#### TEXT BLOCK ####

A Shanghai thought – or two

I have had a bad cold for the past few days. I was walking back home just now after a leisurely dinner with a book. The route home was more interesting than usual.

My dinnertime book was an excellent volume on Xinjiang history. I had got to the last few pages before the restaurant closed and I had to leave. So I was wandering home, unfinished book in hand, my head a dull haze of illness and sympathy for the unfortunate Uighurs.

As I passed the Big Bamboo I noticed a cluster of Chinese laborers working on some carpentry on the pavement. They had taken a break from their work and were pressed up against the glass of the pub watching the goings on inside. On account of the book I was not feeling very sympathetic towards Chinese in general, but still I could not help feeling sorry for this group. These guys who sawed up wood on the pavement in the dead of night, I doubted they had ever paid 40 Renminbi for 500ml of beer. But there they were, pressed up against the invisible glass, gazing into another world, and so far unnoticed by those within. In a moment one of the bar staff would probably appear and tell them to move away. The laborers would then make a self conscious retreat. Maybe later they would celebrate the end of their shift with a convenience store beer drunk on the sidewalk. It was a scene that would have moved Dickens from writers block to his more typical verbal diarrhea.

I wandered on my way, suddenly feeling strangely philosophical, though not so philosophical as not to be distracted by the shapely rear of a girl walking her own way home in the distance. I never did get to try and overtake her to check out her face though, because a moment later I was to be experience yet another thought-provoking Shanghai moment.

####

### WORK TO COMPLETE
[A] List every place named in the Shanghai walk text.
[B] Write the next part of the Shanghai walk text, picking up right after its final sentence.

#### DATA SUPPLIED ####

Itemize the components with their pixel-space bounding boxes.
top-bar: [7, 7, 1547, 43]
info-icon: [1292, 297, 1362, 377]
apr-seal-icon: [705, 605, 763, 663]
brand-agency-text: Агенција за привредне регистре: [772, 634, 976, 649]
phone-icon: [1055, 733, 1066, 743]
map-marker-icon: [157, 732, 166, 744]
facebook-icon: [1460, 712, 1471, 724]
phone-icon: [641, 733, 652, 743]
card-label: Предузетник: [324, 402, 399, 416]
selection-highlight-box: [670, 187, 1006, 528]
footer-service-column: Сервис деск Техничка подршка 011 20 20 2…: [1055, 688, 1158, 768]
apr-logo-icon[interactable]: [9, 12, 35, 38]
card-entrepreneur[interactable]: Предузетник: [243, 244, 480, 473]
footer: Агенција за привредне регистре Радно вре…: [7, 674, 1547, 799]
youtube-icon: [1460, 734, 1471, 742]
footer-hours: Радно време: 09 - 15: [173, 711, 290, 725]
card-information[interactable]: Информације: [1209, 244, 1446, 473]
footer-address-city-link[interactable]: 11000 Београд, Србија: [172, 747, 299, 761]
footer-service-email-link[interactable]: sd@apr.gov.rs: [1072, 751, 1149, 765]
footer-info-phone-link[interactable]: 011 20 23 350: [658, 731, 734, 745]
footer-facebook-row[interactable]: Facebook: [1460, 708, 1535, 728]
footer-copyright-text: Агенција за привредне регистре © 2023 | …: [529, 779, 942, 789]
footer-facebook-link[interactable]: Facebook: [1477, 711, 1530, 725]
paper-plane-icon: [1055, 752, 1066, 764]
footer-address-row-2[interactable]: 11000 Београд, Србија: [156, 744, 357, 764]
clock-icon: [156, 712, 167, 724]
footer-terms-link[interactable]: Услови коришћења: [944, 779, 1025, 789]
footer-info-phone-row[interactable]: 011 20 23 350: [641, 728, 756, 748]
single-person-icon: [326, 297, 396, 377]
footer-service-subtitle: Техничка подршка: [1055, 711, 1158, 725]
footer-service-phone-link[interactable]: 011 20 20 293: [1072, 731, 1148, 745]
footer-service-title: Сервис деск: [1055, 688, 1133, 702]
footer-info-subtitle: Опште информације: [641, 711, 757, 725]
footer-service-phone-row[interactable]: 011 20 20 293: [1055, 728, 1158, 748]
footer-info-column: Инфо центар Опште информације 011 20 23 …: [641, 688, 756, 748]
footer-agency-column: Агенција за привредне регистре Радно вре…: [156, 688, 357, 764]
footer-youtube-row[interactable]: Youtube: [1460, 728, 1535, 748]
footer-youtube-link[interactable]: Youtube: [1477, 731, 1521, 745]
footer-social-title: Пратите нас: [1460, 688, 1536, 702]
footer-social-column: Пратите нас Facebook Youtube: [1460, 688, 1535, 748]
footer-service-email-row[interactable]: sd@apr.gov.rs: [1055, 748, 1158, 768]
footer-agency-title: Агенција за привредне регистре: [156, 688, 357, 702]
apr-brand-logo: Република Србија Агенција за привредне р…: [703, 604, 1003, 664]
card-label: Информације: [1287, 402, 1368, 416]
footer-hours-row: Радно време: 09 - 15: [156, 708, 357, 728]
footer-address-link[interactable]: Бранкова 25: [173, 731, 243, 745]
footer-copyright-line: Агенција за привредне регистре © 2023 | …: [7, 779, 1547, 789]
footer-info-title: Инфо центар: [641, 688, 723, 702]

####

### RESPONSES BY ITEM NUMBER
[A] Shanghai, Xinjiang, the Big Bamboo

[B]
A short distance past the Big Bamboo there is a collection point for food waste. Guys come on bicycles and drop off plastic drums of greasy smelly food scraps, which are then picked up by blue trucks and taken elsewhere. Who knows what these greasy food scraps end up as? Pig feed? Cooking oil? Some questions, like the existence of God and the contents of convenience store BBQ pork buns, are probably best left unanswered; but I digress. As I approached this smelly and slippery section of the street, a blond western guy (yes, a real foreigner) coming from the opposite direction, slipped head-over-heels in the mess. His out of control leg shot a glorious arc of noxious smelling droplets up into the air, only to have them rain back down on the scene of the accident a second later. I thought he might have broken something but he seemed fine except for some very nasty stains on his clothes. He sprang up off the pavement almost as quickly as he had hit it, cursed a little and went on his way.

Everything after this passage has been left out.